Transcribe each line exactly.

◇ ◇ ◇

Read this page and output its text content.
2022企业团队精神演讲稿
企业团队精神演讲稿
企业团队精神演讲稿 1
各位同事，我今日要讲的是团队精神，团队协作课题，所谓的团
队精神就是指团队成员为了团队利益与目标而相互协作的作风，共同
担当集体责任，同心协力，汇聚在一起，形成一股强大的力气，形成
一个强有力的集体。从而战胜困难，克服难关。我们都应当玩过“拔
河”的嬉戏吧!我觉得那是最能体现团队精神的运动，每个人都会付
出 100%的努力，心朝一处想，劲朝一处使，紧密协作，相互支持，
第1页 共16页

◇ ◇ ◇

◆ **Result of the task**
Read this page and output its text content.
2022企业团队精神演讲稿
企业团队精神演讲稿
企业团队精神演讲稿 1
各位同事，我今日要讲的是团队精神，团队协作课题，所谓的团
队精神就是指团队成员为了团队利益与目标而相互协作的作风，共同
担当集体责任，同心协力，汇聚在一起，形成一股强大的力气，形成
一个强有力的集体。从而战胜困难，克服难关。我们都应当玩过“拔
河”的嬉戏吧!我觉得那是最能体现团队精神的运动，每个人都会付
出 100%的努力，心朝一处想，劲朝一处使，紧密协作，相互支持，
第1页 共16页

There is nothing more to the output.